* START DATA TO USE *
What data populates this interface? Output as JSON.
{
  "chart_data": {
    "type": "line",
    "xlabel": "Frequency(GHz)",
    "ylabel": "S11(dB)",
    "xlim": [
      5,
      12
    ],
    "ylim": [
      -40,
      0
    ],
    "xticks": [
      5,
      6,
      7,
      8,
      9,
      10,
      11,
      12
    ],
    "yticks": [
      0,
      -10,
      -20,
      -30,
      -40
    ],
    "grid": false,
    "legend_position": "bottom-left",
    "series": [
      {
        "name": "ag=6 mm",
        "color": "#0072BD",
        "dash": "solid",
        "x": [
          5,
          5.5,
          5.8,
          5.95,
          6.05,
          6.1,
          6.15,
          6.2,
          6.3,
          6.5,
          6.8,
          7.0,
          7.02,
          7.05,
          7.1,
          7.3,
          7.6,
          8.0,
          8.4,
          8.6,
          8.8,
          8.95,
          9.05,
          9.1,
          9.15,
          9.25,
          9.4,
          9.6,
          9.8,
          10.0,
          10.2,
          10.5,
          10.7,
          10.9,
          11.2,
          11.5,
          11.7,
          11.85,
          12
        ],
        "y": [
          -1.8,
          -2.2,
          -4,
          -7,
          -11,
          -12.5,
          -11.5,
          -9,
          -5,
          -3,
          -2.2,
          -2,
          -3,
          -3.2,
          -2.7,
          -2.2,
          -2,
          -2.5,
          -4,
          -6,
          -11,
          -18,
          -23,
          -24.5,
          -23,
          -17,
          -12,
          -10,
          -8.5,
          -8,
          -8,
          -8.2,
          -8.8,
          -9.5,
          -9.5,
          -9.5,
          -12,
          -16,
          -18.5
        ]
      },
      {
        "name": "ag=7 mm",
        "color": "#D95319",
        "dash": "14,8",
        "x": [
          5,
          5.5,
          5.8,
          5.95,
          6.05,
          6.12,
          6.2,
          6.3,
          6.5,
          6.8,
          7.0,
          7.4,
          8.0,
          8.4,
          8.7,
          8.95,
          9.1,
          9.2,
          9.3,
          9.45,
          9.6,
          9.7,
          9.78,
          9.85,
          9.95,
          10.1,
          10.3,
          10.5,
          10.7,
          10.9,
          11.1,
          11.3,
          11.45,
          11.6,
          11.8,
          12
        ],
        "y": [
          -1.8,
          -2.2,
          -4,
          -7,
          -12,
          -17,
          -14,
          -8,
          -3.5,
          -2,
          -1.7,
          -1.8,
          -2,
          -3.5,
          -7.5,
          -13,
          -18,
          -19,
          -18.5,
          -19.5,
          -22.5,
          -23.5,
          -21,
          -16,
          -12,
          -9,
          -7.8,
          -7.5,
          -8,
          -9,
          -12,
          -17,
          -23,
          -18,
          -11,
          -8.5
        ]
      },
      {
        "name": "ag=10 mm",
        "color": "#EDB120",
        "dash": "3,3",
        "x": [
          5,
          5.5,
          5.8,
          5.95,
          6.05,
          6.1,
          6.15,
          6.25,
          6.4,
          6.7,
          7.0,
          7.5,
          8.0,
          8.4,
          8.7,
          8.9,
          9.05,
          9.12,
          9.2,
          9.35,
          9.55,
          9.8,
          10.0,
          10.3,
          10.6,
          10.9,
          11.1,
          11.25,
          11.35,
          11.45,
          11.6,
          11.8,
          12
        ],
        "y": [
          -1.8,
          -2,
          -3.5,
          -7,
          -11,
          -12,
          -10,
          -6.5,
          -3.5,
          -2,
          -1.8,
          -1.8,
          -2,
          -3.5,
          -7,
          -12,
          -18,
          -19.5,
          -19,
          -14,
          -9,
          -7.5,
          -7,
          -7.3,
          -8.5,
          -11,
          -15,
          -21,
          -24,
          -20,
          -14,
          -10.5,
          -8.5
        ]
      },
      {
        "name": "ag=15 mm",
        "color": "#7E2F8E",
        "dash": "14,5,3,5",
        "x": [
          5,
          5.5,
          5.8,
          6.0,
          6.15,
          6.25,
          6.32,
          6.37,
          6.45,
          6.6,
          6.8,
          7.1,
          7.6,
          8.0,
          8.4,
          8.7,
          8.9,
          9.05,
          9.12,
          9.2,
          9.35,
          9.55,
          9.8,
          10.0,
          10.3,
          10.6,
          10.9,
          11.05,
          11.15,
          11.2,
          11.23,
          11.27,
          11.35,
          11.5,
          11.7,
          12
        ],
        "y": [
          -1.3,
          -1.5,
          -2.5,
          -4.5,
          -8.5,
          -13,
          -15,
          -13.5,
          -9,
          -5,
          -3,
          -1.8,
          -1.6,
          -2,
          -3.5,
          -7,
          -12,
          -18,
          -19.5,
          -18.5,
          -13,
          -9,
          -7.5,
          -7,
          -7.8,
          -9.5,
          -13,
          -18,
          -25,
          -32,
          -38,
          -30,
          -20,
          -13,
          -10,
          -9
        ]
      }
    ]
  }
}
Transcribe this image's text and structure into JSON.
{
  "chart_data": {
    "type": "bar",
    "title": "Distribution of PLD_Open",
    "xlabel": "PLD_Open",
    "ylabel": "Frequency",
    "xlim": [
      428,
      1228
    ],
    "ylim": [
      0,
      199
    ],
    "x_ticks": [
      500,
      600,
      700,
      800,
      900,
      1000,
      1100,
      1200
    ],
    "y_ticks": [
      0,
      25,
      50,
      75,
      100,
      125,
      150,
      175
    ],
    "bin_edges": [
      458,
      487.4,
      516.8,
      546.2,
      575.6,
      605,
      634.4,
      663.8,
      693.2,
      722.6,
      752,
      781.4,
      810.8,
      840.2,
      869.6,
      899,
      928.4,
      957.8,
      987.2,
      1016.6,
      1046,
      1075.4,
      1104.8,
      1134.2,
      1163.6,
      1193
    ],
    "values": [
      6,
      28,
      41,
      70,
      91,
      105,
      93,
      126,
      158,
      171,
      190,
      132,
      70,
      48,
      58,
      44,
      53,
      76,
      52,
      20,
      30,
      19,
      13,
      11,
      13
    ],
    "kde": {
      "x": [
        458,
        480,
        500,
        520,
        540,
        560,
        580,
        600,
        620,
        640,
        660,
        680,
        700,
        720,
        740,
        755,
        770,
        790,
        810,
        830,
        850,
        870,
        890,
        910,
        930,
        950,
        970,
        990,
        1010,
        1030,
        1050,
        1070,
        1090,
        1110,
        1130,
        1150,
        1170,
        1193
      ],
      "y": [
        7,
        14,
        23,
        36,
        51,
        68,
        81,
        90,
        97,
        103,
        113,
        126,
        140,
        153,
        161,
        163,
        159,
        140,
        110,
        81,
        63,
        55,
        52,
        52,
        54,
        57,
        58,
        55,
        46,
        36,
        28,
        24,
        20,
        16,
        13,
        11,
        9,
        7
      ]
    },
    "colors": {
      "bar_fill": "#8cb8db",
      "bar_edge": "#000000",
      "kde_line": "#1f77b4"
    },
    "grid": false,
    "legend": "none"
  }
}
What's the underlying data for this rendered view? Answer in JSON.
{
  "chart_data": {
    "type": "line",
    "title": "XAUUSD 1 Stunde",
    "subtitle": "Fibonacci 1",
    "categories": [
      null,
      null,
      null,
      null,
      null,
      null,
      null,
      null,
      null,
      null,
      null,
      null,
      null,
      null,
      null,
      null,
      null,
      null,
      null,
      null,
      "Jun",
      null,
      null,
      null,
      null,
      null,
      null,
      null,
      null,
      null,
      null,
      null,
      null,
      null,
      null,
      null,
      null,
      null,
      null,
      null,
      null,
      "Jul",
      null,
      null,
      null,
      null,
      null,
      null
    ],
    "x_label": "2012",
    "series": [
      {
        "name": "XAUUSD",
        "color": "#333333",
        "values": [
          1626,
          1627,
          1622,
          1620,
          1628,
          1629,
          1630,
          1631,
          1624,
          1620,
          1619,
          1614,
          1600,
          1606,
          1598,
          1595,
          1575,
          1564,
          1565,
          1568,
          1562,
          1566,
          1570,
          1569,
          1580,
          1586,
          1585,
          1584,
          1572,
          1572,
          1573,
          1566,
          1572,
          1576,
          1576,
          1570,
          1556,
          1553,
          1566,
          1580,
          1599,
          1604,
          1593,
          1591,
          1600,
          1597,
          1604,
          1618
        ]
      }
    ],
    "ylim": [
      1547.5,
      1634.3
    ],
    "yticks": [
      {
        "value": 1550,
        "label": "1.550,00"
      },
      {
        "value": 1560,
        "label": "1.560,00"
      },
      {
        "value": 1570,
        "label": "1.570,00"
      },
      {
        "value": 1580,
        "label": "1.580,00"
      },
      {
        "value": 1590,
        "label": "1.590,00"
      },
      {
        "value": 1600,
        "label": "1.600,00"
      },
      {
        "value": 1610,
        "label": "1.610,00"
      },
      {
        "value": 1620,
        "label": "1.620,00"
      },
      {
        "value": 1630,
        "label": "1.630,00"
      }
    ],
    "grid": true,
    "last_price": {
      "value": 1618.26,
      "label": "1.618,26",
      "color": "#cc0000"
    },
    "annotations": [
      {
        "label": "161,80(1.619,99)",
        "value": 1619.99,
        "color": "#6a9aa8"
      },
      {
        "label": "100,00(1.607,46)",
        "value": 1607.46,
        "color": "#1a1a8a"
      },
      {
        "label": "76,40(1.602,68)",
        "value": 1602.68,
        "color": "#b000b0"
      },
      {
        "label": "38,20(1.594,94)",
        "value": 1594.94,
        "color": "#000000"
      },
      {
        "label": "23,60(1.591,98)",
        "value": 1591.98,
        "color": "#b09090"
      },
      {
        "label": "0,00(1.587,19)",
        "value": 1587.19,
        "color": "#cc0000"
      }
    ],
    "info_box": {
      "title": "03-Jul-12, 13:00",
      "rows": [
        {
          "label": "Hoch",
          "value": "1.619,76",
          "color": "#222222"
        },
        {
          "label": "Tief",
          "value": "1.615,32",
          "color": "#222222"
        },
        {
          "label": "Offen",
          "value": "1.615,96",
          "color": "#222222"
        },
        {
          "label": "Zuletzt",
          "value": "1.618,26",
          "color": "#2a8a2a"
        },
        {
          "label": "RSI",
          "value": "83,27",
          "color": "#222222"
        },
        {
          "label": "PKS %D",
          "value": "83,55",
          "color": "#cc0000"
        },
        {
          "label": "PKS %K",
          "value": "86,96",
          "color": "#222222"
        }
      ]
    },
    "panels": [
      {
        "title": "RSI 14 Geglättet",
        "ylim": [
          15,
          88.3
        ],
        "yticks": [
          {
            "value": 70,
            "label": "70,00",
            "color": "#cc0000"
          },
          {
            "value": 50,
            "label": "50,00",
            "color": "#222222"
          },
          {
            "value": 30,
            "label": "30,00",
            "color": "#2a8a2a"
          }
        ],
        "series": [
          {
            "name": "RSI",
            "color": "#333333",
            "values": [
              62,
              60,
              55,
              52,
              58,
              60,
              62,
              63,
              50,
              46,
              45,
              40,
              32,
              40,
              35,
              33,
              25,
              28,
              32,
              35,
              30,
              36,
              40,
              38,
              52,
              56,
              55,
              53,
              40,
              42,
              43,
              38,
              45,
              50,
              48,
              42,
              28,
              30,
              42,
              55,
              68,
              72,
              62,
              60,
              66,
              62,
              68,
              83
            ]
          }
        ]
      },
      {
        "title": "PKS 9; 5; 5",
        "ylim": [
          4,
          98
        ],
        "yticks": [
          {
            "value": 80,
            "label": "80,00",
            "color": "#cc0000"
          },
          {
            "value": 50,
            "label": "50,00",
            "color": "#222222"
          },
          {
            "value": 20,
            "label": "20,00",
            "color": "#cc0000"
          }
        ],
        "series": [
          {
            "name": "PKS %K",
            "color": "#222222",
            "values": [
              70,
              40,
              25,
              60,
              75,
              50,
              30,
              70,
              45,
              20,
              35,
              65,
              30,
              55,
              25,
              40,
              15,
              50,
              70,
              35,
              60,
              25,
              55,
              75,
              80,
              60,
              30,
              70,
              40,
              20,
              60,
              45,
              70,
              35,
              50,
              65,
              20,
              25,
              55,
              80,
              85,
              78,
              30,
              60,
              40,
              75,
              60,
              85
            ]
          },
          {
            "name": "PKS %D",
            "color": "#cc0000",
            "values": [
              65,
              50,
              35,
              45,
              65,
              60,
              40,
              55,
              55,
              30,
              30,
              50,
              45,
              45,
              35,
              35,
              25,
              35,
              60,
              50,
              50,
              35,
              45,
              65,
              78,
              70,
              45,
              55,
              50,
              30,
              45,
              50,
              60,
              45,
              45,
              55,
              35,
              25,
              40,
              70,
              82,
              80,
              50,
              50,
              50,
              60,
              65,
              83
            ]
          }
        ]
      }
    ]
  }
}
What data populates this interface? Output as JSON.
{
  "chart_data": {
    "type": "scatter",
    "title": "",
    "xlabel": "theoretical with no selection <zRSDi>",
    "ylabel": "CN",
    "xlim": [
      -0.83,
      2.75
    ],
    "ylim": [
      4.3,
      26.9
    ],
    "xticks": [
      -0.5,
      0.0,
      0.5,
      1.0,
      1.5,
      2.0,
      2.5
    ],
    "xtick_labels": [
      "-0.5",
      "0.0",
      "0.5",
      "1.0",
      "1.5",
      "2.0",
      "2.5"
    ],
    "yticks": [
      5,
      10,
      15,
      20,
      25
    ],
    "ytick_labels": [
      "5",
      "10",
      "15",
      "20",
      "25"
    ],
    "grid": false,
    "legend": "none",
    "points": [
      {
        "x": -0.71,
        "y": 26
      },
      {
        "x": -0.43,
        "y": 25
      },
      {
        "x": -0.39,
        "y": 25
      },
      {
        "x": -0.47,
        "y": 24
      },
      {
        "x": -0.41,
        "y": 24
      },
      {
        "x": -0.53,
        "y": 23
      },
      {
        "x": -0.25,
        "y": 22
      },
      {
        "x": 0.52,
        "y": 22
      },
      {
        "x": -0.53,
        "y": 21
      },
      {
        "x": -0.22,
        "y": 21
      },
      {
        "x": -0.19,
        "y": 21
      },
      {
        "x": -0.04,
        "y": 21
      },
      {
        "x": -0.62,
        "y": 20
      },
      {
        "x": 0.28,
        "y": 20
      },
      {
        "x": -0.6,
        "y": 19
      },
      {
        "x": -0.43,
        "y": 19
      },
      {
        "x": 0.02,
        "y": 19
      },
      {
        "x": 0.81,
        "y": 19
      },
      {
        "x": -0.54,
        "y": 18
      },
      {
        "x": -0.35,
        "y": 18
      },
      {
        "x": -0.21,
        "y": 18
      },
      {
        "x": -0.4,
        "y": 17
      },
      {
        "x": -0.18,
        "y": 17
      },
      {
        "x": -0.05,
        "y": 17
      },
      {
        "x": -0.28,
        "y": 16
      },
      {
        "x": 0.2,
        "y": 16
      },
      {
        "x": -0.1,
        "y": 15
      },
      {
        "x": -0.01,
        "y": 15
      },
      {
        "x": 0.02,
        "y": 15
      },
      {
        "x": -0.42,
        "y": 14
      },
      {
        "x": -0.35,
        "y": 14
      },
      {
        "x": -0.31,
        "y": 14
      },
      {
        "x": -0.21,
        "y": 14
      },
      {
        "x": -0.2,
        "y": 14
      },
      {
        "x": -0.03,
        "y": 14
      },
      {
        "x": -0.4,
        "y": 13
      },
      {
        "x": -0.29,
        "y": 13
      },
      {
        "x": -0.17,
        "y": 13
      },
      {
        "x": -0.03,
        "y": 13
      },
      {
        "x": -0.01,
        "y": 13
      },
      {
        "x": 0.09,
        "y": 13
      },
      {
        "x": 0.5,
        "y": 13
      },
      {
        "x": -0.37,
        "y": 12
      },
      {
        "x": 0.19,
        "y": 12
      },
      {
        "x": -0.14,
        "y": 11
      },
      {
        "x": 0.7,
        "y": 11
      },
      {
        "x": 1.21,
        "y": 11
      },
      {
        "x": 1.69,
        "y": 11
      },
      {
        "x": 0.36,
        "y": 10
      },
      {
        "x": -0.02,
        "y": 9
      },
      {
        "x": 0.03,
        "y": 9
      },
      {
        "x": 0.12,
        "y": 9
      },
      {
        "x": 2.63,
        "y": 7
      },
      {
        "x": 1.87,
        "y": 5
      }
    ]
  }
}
* END DATA TO USE *
> **WHAT YOU NEED TO DO**:
Scan the material and collect every line that contains "Frequency".

> **RESPONSE TO THE TASK**:
    "xlabel": "Frequency(GHz)",
    "ylabel": "Frequency",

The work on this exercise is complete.